The word "profesionales" may appear in some lines of the data; copy every such line.

Dataset excerpts:

============================================================

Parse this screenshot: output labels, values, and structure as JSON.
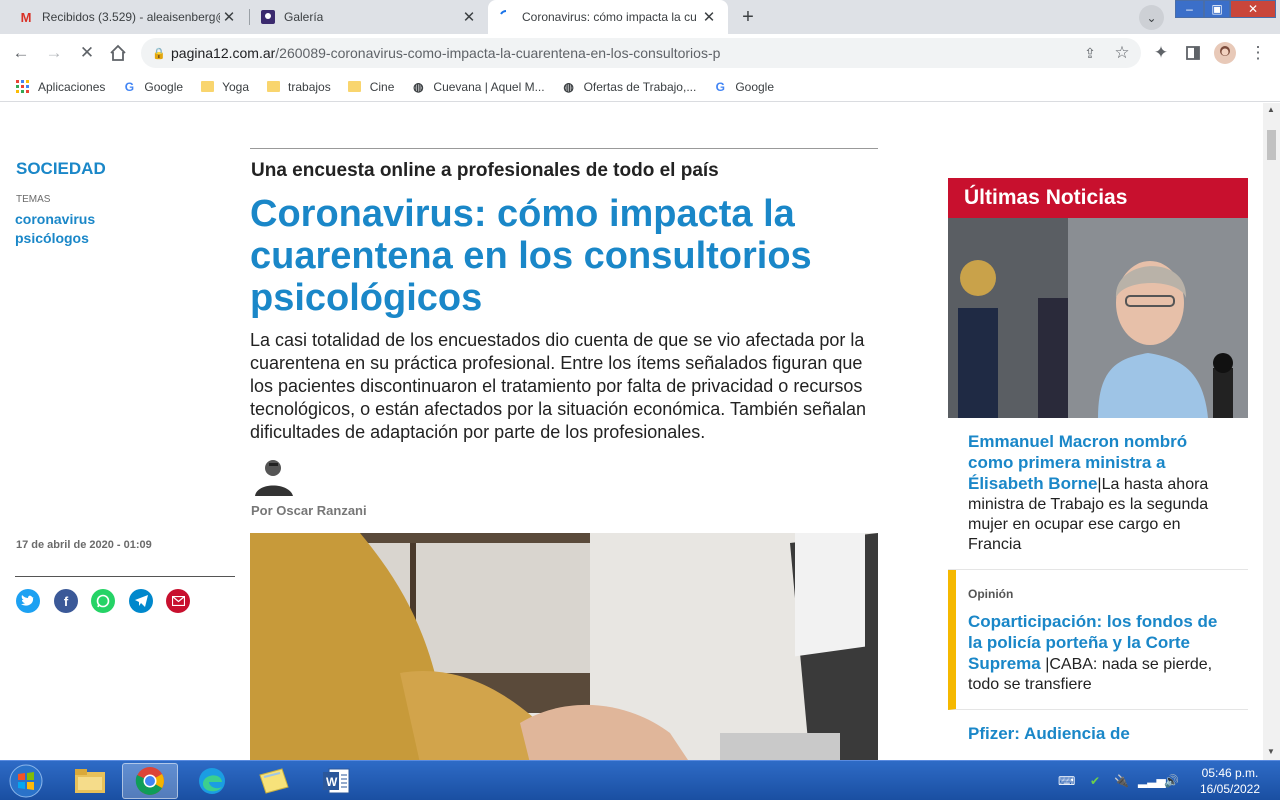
{
  "browser": {
    "tabs": [
      {
        "title": "Recibidos (3.529) - aleaisenberg@",
        "favicon": "gmail-icon"
      },
      {
        "title": "Galería",
        "favicon": "gallery-icon"
      },
      {
        "title": "Coronavirus: cómo impacta la cu",
        "favicon": "loading-icon"
      }
    ],
    "url_host": "pagina12.com.ar",
    "url_path": "/260089-coronavirus-como-impacta-la-cuarentena-en-los-consultorios-p",
    "bookmarks": [
      {
        "label": "Aplicaciones",
        "icon": "apps-grid-icon"
      },
      {
        "label": "Google",
        "icon": "google-icon"
      },
      {
        "label": "Yoga",
        "icon": "folder-icon"
      },
      {
        "label": "trabajos",
        "icon": "folder-icon"
      },
      {
        "label": "Cine",
        "icon": "folder-icon"
      },
      {
        "label": "Cuevana | Aquel M...",
        "icon": "globe-icon"
      },
      {
        "label": "Ofertas de Trabajo,...",
        "icon": "globe-icon"
      },
      {
        "label": "Google",
        "icon": "google-icon"
      }
    ]
  },
  "article": {
    "section": "SOCIEDAD",
    "temas_label": "TEMAS",
    "temas": [
      "coronavirus",
      "psicólogos"
    ],
    "date": "17 de abril de 2020 - 01:09",
    "volanta": "Una encuesta online a profesionales de todo el país",
    "title": "Coronavirus: cómo impacta la cuarentena en los consultorios psicológicos",
    "lead": "La casi totalidad de los encuestados dio cuenta de que se vio afectada por la cuarentena en su práctica profesional. Entre los ítems señalados figuran que los pacientes discontinuaron el tratamiento por falta de privacidad o recursos tecnológicos, o están afectados por la situación económica. También señalan dificultades de adaptación por parte de los profesionales.",
    "author": "Por Oscar Ranzani"
  },
  "sidebar": {
    "heading": "Últimas Noticias",
    "items": [
      {
        "kicker": "",
        "title": "Emmanuel Macron nombró como primera ministra a Élisabeth Borne",
        "sep": "|",
        "desc": "La hasta ahora ministra de Trabajo es la segunda mujer en ocupar ese cargo en Francia"
      },
      {
        "kicker": "Opinión",
        "title": "Coparticipación: los fondos de la policía porteña y la Corte Suprema",
        "sep": " |",
        "desc": "CABA: nada se pierde, todo se transfiere"
      },
      {
        "kicker": "",
        "title": "Pfizer: Audiencia de",
        "sep": "",
        "desc": ""
      }
    ]
  },
  "taskbar": {
    "time": "05:46 p.m.",
    "date": "16/05/2022"
  },
  "colors": {
    "accent": "#1a87c8",
    "breaking_red": "#c8102e",
    "opinion_yellow": "#f5b800",
    "taskbar_blue": "#1a4fa2"
  }
}
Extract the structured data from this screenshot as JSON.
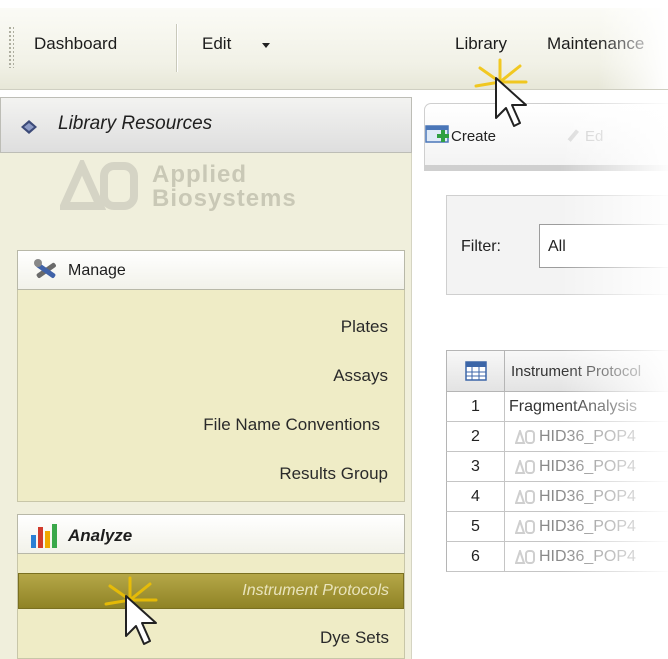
{
  "menubar": {
    "items": [
      {
        "label": "Dashboard"
      },
      {
        "label": "Edit"
      },
      {
        "label": "Library"
      },
      {
        "label": "Maintenance"
      }
    ]
  },
  "left_pane": {
    "library_title": "Library Resources",
    "logo_text": [
      "Applied",
      "Biosystems"
    ],
    "manage": {
      "label": "Manage",
      "items": [
        "Plates",
        "Assays",
        "File Name Conventions",
        "Results Group"
      ]
    },
    "analyze": {
      "label": "Analyze",
      "selected": "Instrument Protocols",
      "items": [
        "Dye Sets"
      ]
    }
  },
  "right_pane": {
    "toolbar": {
      "create_label": "Create",
      "next_label": "Ed"
    },
    "filter": {
      "label": "Filter:",
      "value": "All"
    },
    "grid": {
      "header": "Instrument Protocol",
      "rows": [
        {
          "num": "1",
          "name": "FragmentAnalysis"
        },
        {
          "num": "2",
          "name": "HID36_POP4"
        },
        {
          "num": "3",
          "name": "HID36_POP4"
        },
        {
          "num": "4",
          "name": "HID36_POP4"
        },
        {
          "num": "5",
          "name": "HID36_POP4"
        },
        {
          "num": "6",
          "name": "HID36_POP4"
        }
      ]
    }
  },
  "colors": {
    "nav_background": "#efecc6",
    "selected_item": "#9f922f",
    "cursor_highlight": "#f2c200"
  }
}
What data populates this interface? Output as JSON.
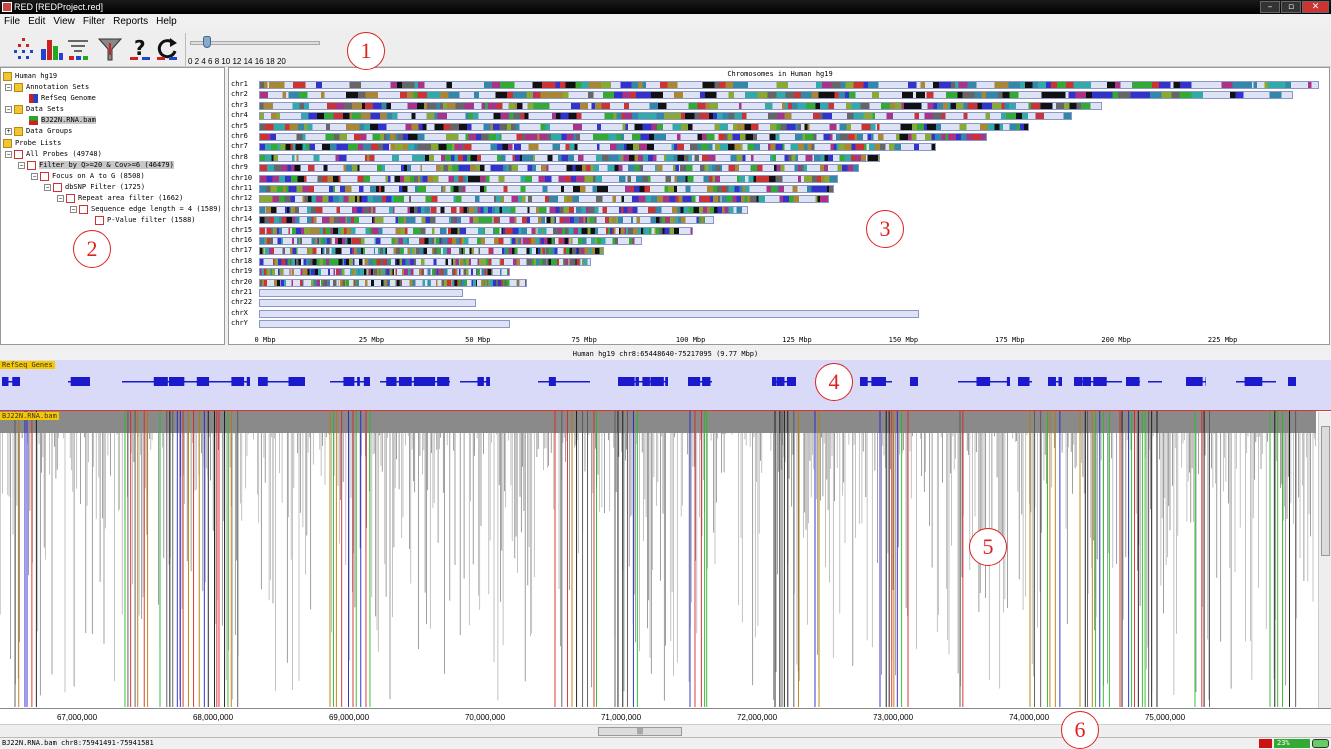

============================================================

Expected output:
    "volanta": "Una encuesta online a profesionales de todo el país",
    "lead": "La casi totalidad de los encuestados dio cuenta de que se vio afectada por la cuarentena en su práctica profesional. Entre los ítems señalados figuran que los pacientes discontinuaron el tratamiento por falta de privacidad o recursos tecnológicos, o están afectados por la situación económica. También señalan dificultades de adaptación por parte de los profesionales.",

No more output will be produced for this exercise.